======== Input records ========
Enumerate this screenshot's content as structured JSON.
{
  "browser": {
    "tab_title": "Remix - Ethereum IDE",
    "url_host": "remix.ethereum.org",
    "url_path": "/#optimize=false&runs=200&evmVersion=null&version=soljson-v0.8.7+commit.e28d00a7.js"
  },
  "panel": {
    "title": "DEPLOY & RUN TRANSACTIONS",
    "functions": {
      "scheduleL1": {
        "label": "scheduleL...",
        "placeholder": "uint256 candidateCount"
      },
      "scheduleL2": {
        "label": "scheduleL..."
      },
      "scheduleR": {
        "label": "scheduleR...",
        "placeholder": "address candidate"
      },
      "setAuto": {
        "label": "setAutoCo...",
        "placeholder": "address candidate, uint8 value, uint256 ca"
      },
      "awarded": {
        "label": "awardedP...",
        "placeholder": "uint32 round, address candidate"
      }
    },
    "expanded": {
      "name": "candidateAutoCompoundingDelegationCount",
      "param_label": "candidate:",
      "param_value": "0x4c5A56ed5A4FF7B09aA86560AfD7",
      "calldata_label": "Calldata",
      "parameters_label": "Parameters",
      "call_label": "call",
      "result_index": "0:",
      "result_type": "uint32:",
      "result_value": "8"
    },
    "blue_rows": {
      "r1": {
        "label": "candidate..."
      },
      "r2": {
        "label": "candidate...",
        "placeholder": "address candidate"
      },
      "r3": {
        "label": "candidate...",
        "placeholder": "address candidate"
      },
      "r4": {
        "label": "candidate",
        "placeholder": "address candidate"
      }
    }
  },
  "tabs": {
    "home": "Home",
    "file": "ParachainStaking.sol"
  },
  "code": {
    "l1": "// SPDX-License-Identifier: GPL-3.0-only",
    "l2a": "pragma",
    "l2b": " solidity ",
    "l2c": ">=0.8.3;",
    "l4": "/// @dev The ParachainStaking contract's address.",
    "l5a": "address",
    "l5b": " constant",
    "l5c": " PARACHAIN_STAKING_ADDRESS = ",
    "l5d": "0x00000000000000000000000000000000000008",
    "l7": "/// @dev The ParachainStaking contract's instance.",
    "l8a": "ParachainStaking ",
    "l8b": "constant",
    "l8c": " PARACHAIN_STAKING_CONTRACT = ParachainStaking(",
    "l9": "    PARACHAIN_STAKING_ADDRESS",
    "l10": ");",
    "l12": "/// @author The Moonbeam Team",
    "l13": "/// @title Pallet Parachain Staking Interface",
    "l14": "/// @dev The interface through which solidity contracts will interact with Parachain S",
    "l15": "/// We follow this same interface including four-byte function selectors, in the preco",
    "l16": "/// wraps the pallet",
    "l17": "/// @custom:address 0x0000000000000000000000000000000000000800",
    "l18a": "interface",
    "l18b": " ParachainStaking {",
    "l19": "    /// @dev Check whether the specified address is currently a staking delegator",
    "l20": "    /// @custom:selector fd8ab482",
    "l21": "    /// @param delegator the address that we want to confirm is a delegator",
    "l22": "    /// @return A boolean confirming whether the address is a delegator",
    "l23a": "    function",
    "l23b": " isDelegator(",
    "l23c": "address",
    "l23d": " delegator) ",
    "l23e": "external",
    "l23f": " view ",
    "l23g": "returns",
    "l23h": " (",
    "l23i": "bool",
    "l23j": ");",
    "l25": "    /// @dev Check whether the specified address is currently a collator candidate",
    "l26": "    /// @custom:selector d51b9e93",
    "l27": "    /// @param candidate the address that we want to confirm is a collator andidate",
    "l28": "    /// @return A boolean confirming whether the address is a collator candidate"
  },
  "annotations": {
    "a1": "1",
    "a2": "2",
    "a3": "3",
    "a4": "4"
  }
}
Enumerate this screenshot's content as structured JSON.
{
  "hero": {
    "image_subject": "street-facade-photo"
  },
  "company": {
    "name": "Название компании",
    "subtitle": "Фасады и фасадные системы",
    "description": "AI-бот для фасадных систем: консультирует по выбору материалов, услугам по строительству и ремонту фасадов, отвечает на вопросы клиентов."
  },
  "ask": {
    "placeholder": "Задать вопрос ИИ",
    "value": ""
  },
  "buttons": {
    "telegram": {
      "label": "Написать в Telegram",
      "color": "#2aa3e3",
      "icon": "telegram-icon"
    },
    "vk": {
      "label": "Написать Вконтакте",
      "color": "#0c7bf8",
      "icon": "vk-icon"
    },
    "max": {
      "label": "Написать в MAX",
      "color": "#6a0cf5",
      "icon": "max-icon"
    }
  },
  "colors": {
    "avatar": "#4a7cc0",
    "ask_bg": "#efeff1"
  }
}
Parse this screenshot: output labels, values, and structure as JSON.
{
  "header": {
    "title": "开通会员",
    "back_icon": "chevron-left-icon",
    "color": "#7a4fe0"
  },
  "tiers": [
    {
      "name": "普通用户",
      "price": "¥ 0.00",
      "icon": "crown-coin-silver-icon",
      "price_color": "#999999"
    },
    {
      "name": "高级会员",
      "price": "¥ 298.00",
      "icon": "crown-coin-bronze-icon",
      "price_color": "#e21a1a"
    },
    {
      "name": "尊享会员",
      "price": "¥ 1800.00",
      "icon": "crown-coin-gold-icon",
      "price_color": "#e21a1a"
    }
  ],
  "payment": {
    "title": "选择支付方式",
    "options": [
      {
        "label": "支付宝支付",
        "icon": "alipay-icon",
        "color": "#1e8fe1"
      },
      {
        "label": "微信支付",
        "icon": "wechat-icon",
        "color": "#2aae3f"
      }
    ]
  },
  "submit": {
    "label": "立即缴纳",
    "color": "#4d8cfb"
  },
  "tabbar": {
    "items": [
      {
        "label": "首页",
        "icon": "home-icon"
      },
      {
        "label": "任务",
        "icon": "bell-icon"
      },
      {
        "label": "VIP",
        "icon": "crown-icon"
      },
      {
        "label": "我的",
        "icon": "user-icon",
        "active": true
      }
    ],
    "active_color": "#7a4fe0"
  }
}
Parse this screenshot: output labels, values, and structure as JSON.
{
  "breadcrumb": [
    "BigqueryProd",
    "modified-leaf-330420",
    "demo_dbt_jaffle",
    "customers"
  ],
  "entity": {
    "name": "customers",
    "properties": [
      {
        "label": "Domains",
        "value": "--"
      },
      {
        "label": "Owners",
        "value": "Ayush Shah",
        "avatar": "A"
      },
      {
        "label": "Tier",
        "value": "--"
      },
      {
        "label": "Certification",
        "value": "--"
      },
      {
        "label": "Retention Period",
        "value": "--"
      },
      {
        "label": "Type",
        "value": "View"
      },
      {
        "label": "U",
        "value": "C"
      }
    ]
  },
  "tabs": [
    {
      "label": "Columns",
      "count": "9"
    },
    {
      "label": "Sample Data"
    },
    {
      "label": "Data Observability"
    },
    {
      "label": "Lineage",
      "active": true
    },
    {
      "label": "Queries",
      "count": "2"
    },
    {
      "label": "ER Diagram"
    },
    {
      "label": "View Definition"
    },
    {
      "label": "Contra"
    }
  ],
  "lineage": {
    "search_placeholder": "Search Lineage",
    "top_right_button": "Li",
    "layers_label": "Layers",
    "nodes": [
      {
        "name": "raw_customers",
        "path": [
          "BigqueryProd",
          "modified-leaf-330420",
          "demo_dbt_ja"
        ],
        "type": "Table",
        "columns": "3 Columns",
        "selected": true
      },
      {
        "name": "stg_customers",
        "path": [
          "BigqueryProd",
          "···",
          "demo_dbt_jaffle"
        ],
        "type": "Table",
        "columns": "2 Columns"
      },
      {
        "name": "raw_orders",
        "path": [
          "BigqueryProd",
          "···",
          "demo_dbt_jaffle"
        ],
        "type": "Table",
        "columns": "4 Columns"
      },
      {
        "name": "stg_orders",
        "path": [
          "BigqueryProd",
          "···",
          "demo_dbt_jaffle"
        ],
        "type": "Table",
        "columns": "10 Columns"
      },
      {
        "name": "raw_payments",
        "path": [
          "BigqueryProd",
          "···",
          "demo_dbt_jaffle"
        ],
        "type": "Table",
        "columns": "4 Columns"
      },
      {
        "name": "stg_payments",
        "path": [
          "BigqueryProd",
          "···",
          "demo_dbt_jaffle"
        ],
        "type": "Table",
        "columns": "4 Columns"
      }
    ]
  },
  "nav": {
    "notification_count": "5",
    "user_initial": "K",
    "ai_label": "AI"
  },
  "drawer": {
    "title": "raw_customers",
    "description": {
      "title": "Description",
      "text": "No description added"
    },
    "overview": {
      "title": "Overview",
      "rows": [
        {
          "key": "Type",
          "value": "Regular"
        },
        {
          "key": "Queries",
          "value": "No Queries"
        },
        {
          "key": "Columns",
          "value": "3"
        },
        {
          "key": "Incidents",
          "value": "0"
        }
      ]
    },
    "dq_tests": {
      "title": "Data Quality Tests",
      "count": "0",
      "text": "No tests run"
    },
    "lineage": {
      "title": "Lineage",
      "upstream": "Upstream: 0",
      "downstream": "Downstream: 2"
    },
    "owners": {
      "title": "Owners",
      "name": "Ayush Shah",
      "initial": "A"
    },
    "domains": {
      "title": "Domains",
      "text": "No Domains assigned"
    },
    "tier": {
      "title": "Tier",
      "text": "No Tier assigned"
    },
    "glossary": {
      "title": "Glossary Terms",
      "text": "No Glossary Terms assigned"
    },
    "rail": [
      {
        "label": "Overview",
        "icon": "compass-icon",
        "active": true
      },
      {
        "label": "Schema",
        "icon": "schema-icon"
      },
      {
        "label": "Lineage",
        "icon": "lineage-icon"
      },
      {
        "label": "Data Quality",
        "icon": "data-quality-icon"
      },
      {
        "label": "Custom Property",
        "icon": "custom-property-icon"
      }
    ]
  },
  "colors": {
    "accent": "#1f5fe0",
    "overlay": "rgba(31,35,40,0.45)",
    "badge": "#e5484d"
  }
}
========
* Directions for this task *
Where a line in the entries holds the word "text", copy that line.

* Task solution *
      "text": "No description added"
      "text": "No tests run"
      "text": "No Domains assigned"
      "text": "No Tier assigned"
      "text": "No Glossary Terms assigned"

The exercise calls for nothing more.